▶ **Aim**
Reproduce all entries precisely, down to the last character.

▶ **Stored data**
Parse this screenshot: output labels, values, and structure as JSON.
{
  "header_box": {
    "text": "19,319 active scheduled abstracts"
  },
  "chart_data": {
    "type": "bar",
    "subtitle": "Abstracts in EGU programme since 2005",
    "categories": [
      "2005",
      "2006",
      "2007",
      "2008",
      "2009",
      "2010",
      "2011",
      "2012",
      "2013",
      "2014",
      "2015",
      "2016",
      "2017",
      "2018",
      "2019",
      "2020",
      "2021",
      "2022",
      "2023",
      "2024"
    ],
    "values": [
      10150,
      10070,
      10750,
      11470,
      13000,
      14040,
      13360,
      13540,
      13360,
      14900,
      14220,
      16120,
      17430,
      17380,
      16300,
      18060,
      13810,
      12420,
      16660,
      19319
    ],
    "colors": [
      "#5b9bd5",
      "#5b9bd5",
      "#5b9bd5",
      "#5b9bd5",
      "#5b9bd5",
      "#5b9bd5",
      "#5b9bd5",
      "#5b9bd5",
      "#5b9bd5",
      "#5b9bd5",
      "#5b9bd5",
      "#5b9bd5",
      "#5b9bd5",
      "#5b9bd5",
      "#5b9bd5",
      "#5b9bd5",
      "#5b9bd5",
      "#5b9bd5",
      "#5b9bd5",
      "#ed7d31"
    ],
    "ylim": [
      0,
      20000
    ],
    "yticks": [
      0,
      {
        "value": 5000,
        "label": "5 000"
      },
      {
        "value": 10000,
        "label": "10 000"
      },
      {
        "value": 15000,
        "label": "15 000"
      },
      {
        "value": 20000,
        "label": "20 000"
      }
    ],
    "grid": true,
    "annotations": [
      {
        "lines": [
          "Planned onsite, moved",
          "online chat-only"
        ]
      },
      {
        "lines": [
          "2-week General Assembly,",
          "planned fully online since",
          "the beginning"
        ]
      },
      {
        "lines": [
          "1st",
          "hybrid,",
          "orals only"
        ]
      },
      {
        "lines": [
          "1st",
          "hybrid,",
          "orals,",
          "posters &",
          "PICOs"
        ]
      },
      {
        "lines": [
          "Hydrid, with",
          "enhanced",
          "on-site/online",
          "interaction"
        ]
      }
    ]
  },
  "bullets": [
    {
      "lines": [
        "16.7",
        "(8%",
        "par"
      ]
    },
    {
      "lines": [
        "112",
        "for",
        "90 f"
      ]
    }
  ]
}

▶ **Response to the exercise**
Parse this screenshot: output labels, values, and structure as JSON.
{
  "header_box": {
    "text": "19,319 active scheduled abstracts"
  },
  "chart_data": {
    "type": "bar",
    "subtitle": "Abstracts in EGU programme since 2005",
    "categories": [
      "2005",
      "2006",
      "2007",
      "2008",
      "2009",
      "2010",
      "2011",
      "2012",
      "2013",
      "2014",
      "2015",
      "2016",
      "2017",
      "2018",
      "2019",
      "2020",
      "2021",
      "2022",
      "2023",
      "2024"
    ],
    "values": [
      10150,
      10070,
      10750,
      11470,
      13000,
      14040,
      13360,
      13540,
      13360,
      14900,
      14220,
      16120,
      17430,
      17380,
      16300,
      18060,
      13810,
      12420,
      16660,
      19319
    ],
    "colors": [
      "#5b9bd5",
      "#5b9bd5",
      "#5b9bd5",
      "#5b9bd5",
      "#5b9bd5",
      "#5b9bd5",
      "#5b9bd5",
      "#5b9bd5",
      "#5b9bd5",
      "#5b9bd5",
      "#5b9bd5",
      "#5b9bd5",
      "#5b9bd5",
      "#5b9bd5",
      "#5b9bd5",
      "#5b9bd5",
      "#5b9bd5",
      "#5b9bd5",
      "#5b9bd5",
      "#ed7d31"
    ],
    "ylim": [
      0,
      20000
    ],
    "yticks": [
      0,
      {
        "value": 5000,
        "label": "5 000"
      },
      {
        "value": 10000,
        "label": "10 000"
      },
      {
        "value": 15000,
        "label": "15 000"
      },
      {
        "value": 20000,
        "label": "20 000"
      }
    ],
    "grid": true,
    "annotations": [
      {
        "lines": [
          "Planned onsite, moved",
          "online chat-only"
        ]
      },
      {
        "lines": [
          "2-week General Assembly,",
          "planned fully online since",
          "the beginning"
        ]
      },
      {
        "lines": [
          "1st",
          "hybrid,",
          "orals only"
        ]
      },
      {
        "lines": [
          "1st",
          "hybrid,",
          "orals,",
          "posters &",
          "PICOs"
        ]
      },
      {
        "lines": [
          "Hydrid, with",
          "enhanced",
          "on-site/online",
          "interaction"
        ]
      }
    ]
  },
  "bullets": [
    {
      "lines": [
        "16.7",
        "(8%",
        "par"
      ]
    },
    {
      "lines": [
        "112",
        "for",
        "90 f"
      ]
    }
  ]
}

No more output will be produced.